**What the task requires**
Write out every entry exactly as it appears.

═════ Records for processing

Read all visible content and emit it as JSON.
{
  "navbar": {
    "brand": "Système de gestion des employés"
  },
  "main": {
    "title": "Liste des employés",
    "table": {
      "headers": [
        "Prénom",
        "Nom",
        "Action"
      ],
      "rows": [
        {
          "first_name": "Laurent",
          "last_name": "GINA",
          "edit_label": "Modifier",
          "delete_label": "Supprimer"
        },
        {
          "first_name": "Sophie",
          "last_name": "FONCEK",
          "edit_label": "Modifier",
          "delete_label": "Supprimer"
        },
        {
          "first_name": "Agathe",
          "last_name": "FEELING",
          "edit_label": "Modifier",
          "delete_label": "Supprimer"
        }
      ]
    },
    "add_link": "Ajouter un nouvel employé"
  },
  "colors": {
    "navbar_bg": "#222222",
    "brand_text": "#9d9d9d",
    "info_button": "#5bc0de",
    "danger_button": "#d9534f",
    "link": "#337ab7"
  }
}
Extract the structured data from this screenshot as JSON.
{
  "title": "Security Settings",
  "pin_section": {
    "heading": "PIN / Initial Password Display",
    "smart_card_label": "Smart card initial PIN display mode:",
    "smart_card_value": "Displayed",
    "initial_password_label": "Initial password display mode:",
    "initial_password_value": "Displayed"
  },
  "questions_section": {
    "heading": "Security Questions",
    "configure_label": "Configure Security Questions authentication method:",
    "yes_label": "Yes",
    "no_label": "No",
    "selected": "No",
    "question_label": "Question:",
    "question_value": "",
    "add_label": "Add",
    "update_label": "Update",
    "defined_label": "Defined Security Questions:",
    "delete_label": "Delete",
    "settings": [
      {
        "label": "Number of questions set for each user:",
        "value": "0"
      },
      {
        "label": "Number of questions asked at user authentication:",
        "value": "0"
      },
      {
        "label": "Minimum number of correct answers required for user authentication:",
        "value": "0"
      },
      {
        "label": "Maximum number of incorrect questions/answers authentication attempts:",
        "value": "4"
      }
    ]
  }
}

══════════

**Task solution**
Read all visible content and emit it as JSON.
{
  "navbar": {
    "brand": "Système de gestion des employés"
  },
  "main": {
    "title": "Liste des employés",
    "table": {
      "headers": [
        "Prénom",
        "Nom",
        "Action"
      ],
      "rows": [
        {
          "first_name": "Laurent",
          "last_name": "GINA",
          "edit_label": "Modifier",
          "delete_label": "Supprimer"
        },
        {
          "first_name": "Sophie",
          "last_name": "FONCEK",
          "edit_label": "Modifier",
          "delete_label": "Supprimer"
        },
        {
          "first_name": "Agathe",
          "last_name": "FEELING",
          "edit_label": "Modifier",
          "delete_label": "Supprimer"
        }
      ]
    },
    "add_link": "Ajouter un nouvel employé"
  },
  "colors": {
    "navbar_bg": "#222222",
    "brand_text": "#9d9d9d",
    "info_button": "#5bc0de",
    "danger_button": "#d9534f",
    "link": "#337ab7"
  }
}
Extract the structured data from this screenshot as JSON.
{
  "title": "Security Settings",
  "pin_section": {
    "heading": "PIN / Initial Password Display",
    "smart_card_label": "Smart card initial PIN display mode:",
    "smart_card_value": "Displayed",
    "initial_password_label": "Initial password display mode:",
    "initial_password_value": "Displayed"
  },
  "questions_section": {
    "heading": "Security Questions",
    "configure_label": "Configure Security Questions authentication method:",
    "yes_label": "Yes",
    "no_label": "No",
    "selected": "No",
    "question_label": "Question:",
    "question_value": "",
    "add_label": "Add",
    "update_label": "Update",
    "defined_label": "Defined Security Questions:",
    "delete_label": "Delete",
    "settings": [
      {
        "label": "Number of questions set for each user:",
        "value": "0"
      },
      {
        "label": "Number of questions asked at user authentication:",
        "value": "0"
      },
      {
        "label": "Minimum number of correct answers required for user authentication:",
        "value": "0"
      },
      {
        "label": "Maximum number of incorrect questions/answers authentication attempts:",
        "value": "4"
      }
    ]
  }
}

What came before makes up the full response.